[Records contained in a dataset]

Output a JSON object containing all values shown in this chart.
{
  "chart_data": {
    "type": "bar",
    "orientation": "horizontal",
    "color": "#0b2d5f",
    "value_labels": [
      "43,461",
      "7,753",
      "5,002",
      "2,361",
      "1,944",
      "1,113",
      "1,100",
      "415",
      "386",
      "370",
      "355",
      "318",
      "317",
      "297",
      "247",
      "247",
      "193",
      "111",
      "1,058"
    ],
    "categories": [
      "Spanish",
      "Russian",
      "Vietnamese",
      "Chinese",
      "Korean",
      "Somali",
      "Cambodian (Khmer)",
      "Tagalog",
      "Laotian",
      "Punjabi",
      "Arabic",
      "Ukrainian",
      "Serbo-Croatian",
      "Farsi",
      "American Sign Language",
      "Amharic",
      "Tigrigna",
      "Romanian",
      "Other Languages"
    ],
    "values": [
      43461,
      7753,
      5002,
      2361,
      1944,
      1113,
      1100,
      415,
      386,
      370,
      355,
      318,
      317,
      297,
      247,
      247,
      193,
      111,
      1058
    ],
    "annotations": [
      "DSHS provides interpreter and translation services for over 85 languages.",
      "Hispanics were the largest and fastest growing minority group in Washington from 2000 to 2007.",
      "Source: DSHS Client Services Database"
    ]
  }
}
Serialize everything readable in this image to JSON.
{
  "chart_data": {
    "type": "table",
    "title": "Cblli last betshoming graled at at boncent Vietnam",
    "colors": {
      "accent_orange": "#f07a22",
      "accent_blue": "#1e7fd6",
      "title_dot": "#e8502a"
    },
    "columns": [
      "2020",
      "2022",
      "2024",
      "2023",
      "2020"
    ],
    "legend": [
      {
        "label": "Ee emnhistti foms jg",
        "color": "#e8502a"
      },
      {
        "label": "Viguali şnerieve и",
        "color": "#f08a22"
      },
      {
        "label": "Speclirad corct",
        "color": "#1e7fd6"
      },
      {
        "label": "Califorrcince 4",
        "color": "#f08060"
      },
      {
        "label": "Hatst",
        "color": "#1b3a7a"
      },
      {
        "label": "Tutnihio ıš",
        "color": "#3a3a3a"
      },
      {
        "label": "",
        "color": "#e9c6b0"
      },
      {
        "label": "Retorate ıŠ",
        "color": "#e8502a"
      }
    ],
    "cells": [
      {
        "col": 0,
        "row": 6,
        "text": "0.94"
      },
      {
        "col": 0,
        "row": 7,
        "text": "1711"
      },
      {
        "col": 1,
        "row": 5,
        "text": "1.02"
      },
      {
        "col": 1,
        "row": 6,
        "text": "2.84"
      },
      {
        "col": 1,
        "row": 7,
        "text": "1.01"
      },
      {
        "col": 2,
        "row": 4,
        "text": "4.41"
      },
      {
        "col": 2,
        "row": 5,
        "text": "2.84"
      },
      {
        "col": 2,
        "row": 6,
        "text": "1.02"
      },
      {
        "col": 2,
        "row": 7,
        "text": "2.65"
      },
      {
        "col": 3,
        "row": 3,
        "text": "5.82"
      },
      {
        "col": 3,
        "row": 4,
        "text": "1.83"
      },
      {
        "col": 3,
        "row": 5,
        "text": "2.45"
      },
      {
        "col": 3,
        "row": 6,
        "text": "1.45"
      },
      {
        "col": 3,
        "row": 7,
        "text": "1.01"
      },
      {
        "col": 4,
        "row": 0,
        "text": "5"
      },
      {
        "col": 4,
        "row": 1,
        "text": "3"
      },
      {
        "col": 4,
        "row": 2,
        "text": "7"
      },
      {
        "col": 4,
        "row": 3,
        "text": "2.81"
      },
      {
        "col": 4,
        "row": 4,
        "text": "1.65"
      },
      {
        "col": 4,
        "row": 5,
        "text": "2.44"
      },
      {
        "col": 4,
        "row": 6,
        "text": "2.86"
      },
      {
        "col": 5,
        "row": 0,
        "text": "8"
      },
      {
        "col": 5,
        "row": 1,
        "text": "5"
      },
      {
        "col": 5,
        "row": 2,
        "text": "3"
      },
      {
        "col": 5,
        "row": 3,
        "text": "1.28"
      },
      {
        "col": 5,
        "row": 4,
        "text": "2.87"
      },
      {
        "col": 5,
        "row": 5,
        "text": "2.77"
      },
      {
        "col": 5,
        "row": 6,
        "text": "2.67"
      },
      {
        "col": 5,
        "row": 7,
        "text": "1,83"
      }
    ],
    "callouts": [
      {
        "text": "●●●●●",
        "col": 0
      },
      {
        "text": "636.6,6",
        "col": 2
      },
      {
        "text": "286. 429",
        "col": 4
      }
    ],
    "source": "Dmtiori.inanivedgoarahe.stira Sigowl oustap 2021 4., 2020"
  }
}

> **Brief**: Give the data again, exactly as it stands.

> **Written reply**:
Output a JSON object containing all values shown in this chart.
{
  "chart_data": {
    "type": "bar",
    "orientation": "horizontal",
    "color": "#0b2d5f",
    "value_labels": [
      "43,461",
      "7,753",
      "5,002",
      "2,361",
      "1,944",
      "1,113",
      "1,100",
      "415",
      "386",
      "370",
      "355",
      "318",
      "317",
      "297",
      "247",
      "247",
      "193",
      "111",
      "1,058"
    ],
    "categories": [
      "Spanish",
      "Russian",
      "Vietnamese",
      "Chinese",
      "Korean",
      "Somali",
      "Cambodian (Khmer)",
      "Tagalog",
      "Laotian",
      "Punjabi",
      "Arabic",
      "Ukrainian",
      "Serbo-Croatian",
      "Farsi",
      "American Sign Language",
      "Amharic",
      "Tigrigna",
      "Romanian",
      "Other Languages"
    ],
    "values": [
      43461,
      7753,
      5002,
      2361,
      1944,
      1113,
      1100,
      415,
      386,
      370,
      355,
      318,
      317,
      297,
      247,
      247,
      193,
      111,
      1058
    ],
    "annotations": [
      "DSHS provides interpreter and translation services for over 85 languages.",
      "Hispanics were the largest and fastest growing minority group in Washington from 2000 to 2007.",
      "Source: DSHS Client Services Database"
    ]
  }
}
Serialize everything readable in this image to JSON.
{
  "chart_data": {
    "type": "table",
    "title": "Cblli last betshoming graled at at boncent Vietnam",
    "colors": {
      "accent_orange": "#f07a22",
      "accent_blue": "#1e7fd6",
      "title_dot": "#e8502a"
    },
    "columns": [
      "2020",
      "2022",
      "2024",
      "2023",
      "2020"
    ],
    "legend": [
      {
        "label": "Ee emnhistti foms jg",
        "color": "#e8502a"
      },
      {
        "label": "Viguali şnerieve и",
        "color": "#f08a22"
      },
      {
        "label": "Speclirad corct",
        "color": "#1e7fd6"
      },
      {
        "label": "Califorrcince 4",
        "color": "#f08060"
      },
      {
        "label": "Hatst",
        "color": "#1b3a7a"
      },
      {
        "label": "Tutnihio ıš",
        "color": "#3a3a3a"
      },
      {
        "label": "",
        "color": "#e9c6b0"
      },
      {
        "label": "Retorate ıŠ",
        "color": "#e8502a"
      }
    ],
    "cells": [
      {
        "col": 0,
        "row": 6,
        "text": "0.94"
      },
      {
        "col": 0,
        "row": 7,
        "text": "1711"
      },
      {
        "col": 1,
        "row": 5,
        "text": "1.02"
      },
      {
        "col": 1,
        "row": 6,
        "text": "2.84"
      },
      {
        "col": 1,
        "row": 7,
        "text": "1.01"
      },
      {
        "col": 2,
        "row": 4,
        "text": "4.41"
      },
      {
        "col": 2,
        "row": 5,
        "text": "2.84"
      },
      {
        "col": 2,
        "row": 6,
        "text": "1.02"
      },
      {
        "col": 2,
        "row": 7,
        "text": "2.65"
      },
      {
        "col": 3,
        "row": 3,
        "text": "5.82"
      },
      {
        "col": 3,
        "row": 4,
        "text": "1.83"
      },
      {
        "col": 3,
        "row": 5,
        "text": "2.45"
      },
      {
        "col": 3,
        "row": 6,
        "text": "1.45"
      },
      {
        "col": 3,
        "row": 7,
        "text": "1.01"
      },
      {
        "col": 4,
        "row": 0,
        "text": "5"
      },
      {
        "col": 4,
        "row": 1,
        "text": "3"
      },
      {
        "col": 4,
        "row": 2,
        "text": "7"
      },
      {
        "col": 4,
        "row": 3,
        "text": "2.81"
      },
      {
        "col": 4,
        "row": 4,
        "text": "1.65"
      },
      {
        "col": 4,
        "row": 5,
        "text": "2.44"
      },
      {
        "col": 4,
        "row": 6,
        "text": "2.86"
      },
      {
        "col": 5,
        "row": 0,
        "text": "8"
      },
      {
        "col": 5,
        "row": 1,
        "text": "5"
      },
      {
        "col": 5,
        "row": 2,
        "text": "3"
      },
      {
        "col": 5,
        "row": 3,
        "text": "1.28"
      },
      {
        "col": 5,
        "row": 4,
        "text": "2.87"
      },
      {
        "col": 5,
        "row": 5,
        "text": "2.77"
      },
      {
        "col": 5,
        "row": 6,
        "text": "2.67"
      },
      {
        "col": 5,
        "row": 7,
        "text": "1,83"
      }
    ],
    "callouts": [
      {
        "text": "●●●●●",
        "col": 0
      },
      {
        "text": "636.6,6",
        "col": 2
      },
      {
        "text": "286. 429",
        "col": 4
      }
    ],
    "source": "Dmtiori.inanivedgoarahe.stira Sigowl oustap 2021 4., 2020"
  }
}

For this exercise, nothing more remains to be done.